--- Begin RAW DATA ---

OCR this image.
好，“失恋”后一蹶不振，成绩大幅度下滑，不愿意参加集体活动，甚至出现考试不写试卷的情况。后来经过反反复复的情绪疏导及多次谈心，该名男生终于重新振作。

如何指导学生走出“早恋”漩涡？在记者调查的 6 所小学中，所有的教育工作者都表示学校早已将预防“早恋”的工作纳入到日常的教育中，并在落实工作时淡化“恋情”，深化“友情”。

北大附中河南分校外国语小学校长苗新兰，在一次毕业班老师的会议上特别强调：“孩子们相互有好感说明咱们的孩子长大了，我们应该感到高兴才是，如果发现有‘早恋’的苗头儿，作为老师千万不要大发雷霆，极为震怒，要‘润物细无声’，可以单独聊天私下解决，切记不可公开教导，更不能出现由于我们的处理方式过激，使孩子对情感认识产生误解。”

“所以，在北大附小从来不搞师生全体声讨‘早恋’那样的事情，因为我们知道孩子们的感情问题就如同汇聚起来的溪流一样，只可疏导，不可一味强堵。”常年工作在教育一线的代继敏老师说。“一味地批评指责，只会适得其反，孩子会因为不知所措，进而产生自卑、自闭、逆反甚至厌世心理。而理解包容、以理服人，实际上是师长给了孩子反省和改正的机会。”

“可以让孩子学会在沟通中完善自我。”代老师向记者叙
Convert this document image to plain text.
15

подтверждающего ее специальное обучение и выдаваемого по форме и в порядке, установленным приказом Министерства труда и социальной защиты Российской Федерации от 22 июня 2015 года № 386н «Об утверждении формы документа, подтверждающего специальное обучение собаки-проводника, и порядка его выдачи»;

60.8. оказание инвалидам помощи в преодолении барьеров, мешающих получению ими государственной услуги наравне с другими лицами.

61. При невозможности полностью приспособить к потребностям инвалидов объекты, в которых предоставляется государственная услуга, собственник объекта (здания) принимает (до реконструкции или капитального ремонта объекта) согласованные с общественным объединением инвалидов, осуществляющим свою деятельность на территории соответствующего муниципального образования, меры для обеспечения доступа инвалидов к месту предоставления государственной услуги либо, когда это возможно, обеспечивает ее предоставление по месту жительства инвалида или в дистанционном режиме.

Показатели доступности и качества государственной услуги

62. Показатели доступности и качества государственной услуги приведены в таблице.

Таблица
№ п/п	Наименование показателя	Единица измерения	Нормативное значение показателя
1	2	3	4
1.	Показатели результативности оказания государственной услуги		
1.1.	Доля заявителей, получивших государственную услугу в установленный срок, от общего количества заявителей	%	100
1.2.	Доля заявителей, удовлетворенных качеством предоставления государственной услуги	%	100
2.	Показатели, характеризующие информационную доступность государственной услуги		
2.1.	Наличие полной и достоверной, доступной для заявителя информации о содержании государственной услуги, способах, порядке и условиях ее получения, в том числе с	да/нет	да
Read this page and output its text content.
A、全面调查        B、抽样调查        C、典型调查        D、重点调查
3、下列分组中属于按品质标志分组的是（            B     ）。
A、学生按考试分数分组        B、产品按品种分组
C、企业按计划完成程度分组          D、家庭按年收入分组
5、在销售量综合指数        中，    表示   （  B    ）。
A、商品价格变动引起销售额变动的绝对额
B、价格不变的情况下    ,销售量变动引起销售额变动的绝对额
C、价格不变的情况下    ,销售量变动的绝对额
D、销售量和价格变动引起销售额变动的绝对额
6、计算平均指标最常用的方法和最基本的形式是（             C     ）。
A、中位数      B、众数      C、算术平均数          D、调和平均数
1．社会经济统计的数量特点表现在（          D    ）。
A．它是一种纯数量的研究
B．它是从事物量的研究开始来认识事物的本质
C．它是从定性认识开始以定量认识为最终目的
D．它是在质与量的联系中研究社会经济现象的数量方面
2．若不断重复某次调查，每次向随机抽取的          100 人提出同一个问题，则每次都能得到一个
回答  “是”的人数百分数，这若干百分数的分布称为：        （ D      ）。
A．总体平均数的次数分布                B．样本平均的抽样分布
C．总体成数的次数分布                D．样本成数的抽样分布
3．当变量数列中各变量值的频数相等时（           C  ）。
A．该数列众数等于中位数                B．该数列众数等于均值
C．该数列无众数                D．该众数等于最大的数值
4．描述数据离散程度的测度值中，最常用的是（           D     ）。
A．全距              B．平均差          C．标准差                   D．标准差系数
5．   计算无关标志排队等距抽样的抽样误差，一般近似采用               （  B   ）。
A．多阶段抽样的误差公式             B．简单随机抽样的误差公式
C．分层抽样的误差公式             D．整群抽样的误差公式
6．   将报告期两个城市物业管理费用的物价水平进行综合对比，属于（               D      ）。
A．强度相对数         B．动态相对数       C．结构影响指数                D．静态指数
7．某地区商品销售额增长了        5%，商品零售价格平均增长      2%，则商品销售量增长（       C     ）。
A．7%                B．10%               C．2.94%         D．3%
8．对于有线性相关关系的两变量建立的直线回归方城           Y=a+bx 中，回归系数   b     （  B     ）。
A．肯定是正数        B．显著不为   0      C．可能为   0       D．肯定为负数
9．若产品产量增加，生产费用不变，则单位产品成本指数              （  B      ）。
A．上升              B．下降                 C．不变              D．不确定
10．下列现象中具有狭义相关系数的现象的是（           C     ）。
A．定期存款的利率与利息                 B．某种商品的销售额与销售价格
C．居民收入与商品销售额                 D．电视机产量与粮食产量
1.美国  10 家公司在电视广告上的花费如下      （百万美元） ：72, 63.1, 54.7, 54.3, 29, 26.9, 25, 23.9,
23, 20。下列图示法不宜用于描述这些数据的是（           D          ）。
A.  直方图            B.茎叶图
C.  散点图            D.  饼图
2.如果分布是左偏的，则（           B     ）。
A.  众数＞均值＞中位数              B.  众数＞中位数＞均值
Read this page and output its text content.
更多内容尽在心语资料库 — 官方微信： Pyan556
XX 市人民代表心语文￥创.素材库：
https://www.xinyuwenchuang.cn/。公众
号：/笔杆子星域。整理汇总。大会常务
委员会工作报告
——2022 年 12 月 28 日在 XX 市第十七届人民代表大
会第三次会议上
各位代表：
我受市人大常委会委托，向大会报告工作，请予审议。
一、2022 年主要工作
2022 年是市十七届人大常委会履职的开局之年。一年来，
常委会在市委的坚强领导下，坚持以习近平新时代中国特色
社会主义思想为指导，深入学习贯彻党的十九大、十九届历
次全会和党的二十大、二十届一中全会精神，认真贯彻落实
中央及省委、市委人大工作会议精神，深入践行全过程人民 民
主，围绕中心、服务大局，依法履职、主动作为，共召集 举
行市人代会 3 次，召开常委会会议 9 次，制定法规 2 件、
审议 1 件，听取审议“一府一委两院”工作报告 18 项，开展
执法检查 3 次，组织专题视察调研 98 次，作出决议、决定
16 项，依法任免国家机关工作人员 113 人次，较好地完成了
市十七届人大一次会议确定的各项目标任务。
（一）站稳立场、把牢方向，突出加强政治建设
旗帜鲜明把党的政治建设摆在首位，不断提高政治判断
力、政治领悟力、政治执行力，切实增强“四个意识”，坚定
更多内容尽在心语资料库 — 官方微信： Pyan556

--- End RAW DATA ---

All of the entries need to be reproduced exactly; please write them out.

▶ [COMPLETED TASK]:
OCR this image.
好，“失恋”后一蹶不振，成绩大幅度下滑，不愿意参加集体活动，甚至出现考试不写试卷的情况。后来经过反反复复的情绪疏导及多次谈心，该名男生终于重新振作。

如何指导学生走出“早恋”漩涡？在记者调查的 6 所小学中，所有的教育工作者都表示学校早已将预防“早恋”的工作纳入到日常的教育中，并在落实工作时淡化“恋情”，深化“友情”。

北大附中河南分校外国语小学校长苗新兰，在一次毕业班老师的会议上特别强调：“孩子们相互有好感说明咱们的孩子长大了，我们应该感到高兴才是，如果发现有‘早恋’的苗头儿，作为老师千万不要大发雷霆，极为震怒，要‘润物细无声’，可以单独聊天私下解决，切记不可公开教导，更不能出现由于我们的处理方式过激，使孩子对情感认识产生误解。”

“所以，在北大附小从来不搞师生全体声讨‘早恋’那样的事情，因为我们知道孩子们的感情问题就如同汇聚起来的溪流一样，只可疏导，不可一味强堵。”常年工作在教育一线的代继敏老师说。“一味地批评指责，只会适得其反，孩子会因为不知所措，进而产生自卑、自闭、逆反甚至厌世心理。而理解包容、以理服人，实际上是师长给了孩子反省和改正的机会。”

“可以让孩子学会在沟通中完善自我。”代老师向记者叙
Convert this document image to plain text.
15

подтверждающего ее специальное обучение и выдаваемого по форме и в порядке, установленным приказом Министерства труда и социальной защиты Российской Федерации от 22 июня 2015 года № 386н «Об утверждении формы документа, подтверждающего специальное обучение собаки-проводника, и порядка его выдачи»;

60.8. оказание инвалидам помощи в преодолении барьеров, мешающих получению ими государственной услуги наравне с другими лицами.

61. При невозможности полностью приспособить к потребностям инвалидов объекты, в которых предоставляется государственная услуга, собственник объекта (здания) принимает (до реконструкции или капитального ремонта объекта) согласованные с общественным объединением инвалидов, осуществляющим свою деятельность на территории соответствующего муниципального образования, меры для обеспечения доступа инвалидов к месту предоставления государственной услуги либо, когда это возможно, обеспечивает ее предоставление по месту жительства инвалида или в дистанционном режиме.

Показатели доступности и качества государственной услуги

62. Показатели доступности и качества государственной услуги приведены в таблице.

Таблица
№ п/п	Наименование показателя	Единица измерения	Нормативное значение показателя
1	2	3	4
1.	Показатели результативности оказания государственной услуги		
1.1.	Доля заявителей, получивших государственную услугу в установленный срок, от общего количества заявителей	%	100
1.2.	Доля заявителей, удовлетворенных качеством предоставления государственной услуги	%	100
2.	Показатели, характеризующие информационную доступность государственной услуги		
2.1.	Наличие полной и достоверной, доступной для заявителя информации о содержании государственной услуги, способах, порядке и условиях ее получения, в том числе с	да/нет	да
Read this page and output its text content.
A、全面调查        B、抽样调查        C、典型调查        D、重点调查
3、下列分组中属于按品质标志分组的是（            B     ）。
A、学生按考试分数分组        B、产品按品种分组
C、企业按计划完成程度分组          D、家庭按年收入分组
5、在销售量综合指数        中，    表示   （  B    ）。
A、商品价格变动引起销售额变动的绝对额
B、价格不变的情况下    ,销售量变动引起销售额变动的绝对额
C、价格不变的情况下    ,销售量变动的绝对额
D、销售量和价格变动引起销售额变动的绝对额
6、计算平均指标最常用的方法和最基本的形式是（             C     ）。
A、中位数      B、众数      C、算术平均数          D、调和平均数
1．社会经济统计的数量特点表现在（          D    ）。
A．它是一种纯数量的研究
B．它是从事物量的研究开始来认识事物的本质
C．它是从定性认识开始以定量认识为最终目的
D．它是在质与量的联系中研究社会经济现象的数量方面
2．若不断重复某次调查，每次向随机抽取的          100 人提出同一个问题，则每次都能得到一个
回答  “是”的人数百分数，这若干百分数的分布称为：        （ D      ）。
A．总体平均数的次数分布                B．样本平均的抽样分布
C．总体成数的次数分布                D．样本成数的抽样分布
3．当变量数列中各变量值的频数相等时（           C  ）。
A．该数列众数等于中位数                B．该数列众数等于均值
C．该数列无众数                D．该众数等于最大的数值
4．描述数据离散程度的测度值中，最常用的是（           D     ）。
A．全距              B．平均差          C．标准差                   D．标准差系数
5．   计算无关标志排队等距抽样的抽样误差，一般近似采用               （  B   ）。
A．多阶段抽样的误差公式             B．简单随机抽样的误差公式
C．分层抽样的误差公式             D．整群抽样的误差公式
6．   将报告期两个城市物业管理费用的物价水平进行综合对比，属于（               D      ）。
A．强度相对数         B．动态相对数       C．结构影响指数                D．静态指数
7．某地区商品销售额增长了        5%，商品零售价格平均增长      2%，则商品销售量增长（       C     ）。
A．7%                B．10%               C．2.94%         D．3%
8．对于有线性相关关系的两变量建立的直线回归方城           Y=a+bx 中，回归系数   b     （  B     ）。
A．肯定是正数        B．显著不为   0      C．可能为   0       D．肯定为负数
9．若产品产量增加，生产费用不变，则单位产品成本指数              （  B      ）。
A．上升              B．下降                 C．不变              D．不确定
10．下列现象中具有狭义相关系数的现象的是（           C     ）。
A．定期存款的利率与利息                 B．某种商品的销售额与销售价格
C．居民收入与商品销售额                 D．电视机产量与粮食产量
1.美国  10 家公司在电视广告上的花费如下      （百万美元） ：72, 63.1, 54.7, 54.3, 29, 26.9, 25, 23.9,
23, 20。下列图示法不宜用于描述这些数据的是（           D          ）。
A.  直方图            B.茎叶图
C.  散点图            D.  饼图
2.如果分布是左偏的，则（           B     ）。
A.  众数＞均值＞中位数              B.  众数＞中位数＞均值
Read this page and output its text content.
更多内容尽在心语资料库 — 官方微信： Pyan556
XX 市人民代表心语文￥创.素材库：
https://www.xinyuwenchuang.cn/。公众
号：/笔杆子星域。整理汇总。大会常务
委员会工作报告
——2022 年 12 月 28 日在 XX 市第十七届人民代表大
会第三次会议上
各位代表：
我受市人大常委会委托，向大会报告工作，请予审议。
一、2022 年主要工作
2022 年是市十七届人大常委会履职的开局之年。一年来，
常委会在市委的坚强领导下，坚持以习近平新时代中国特色
社会主义思想为指导，深入学习贯彻党的十九大、十九届历
次全会和党的二十大、二十届一中全会精神，认真贯彻落实
中央及省委、市委人大工作会议精神，深入践行全过程人民 民
主，围绕中心、服务大局，依法履职、主动作为，共召集 举
行市人代会 3 次，召开常委会会议 9 次，制定法规 2 件、
审议 1 件，听取审议“一府一委两院”工作报告 18 项，开展
执法检查 3 次，组织专题视察调研 98 次，作出决议、决定
16 项，依法任免国家机关工作人员 113 人次，较好地完成了
市十七届人大一次会议确定的各项目标任务。
（一）站稳立场、把牢方向，突出加强政治建设
旗帜鲜明把党的政治建设摆在首位，不断提高政治判断
力、政治领悟力、政治执行力，切实增强“四个意识”，坚定
更多内容尽在心语资料库 — 官方微信： Pyan556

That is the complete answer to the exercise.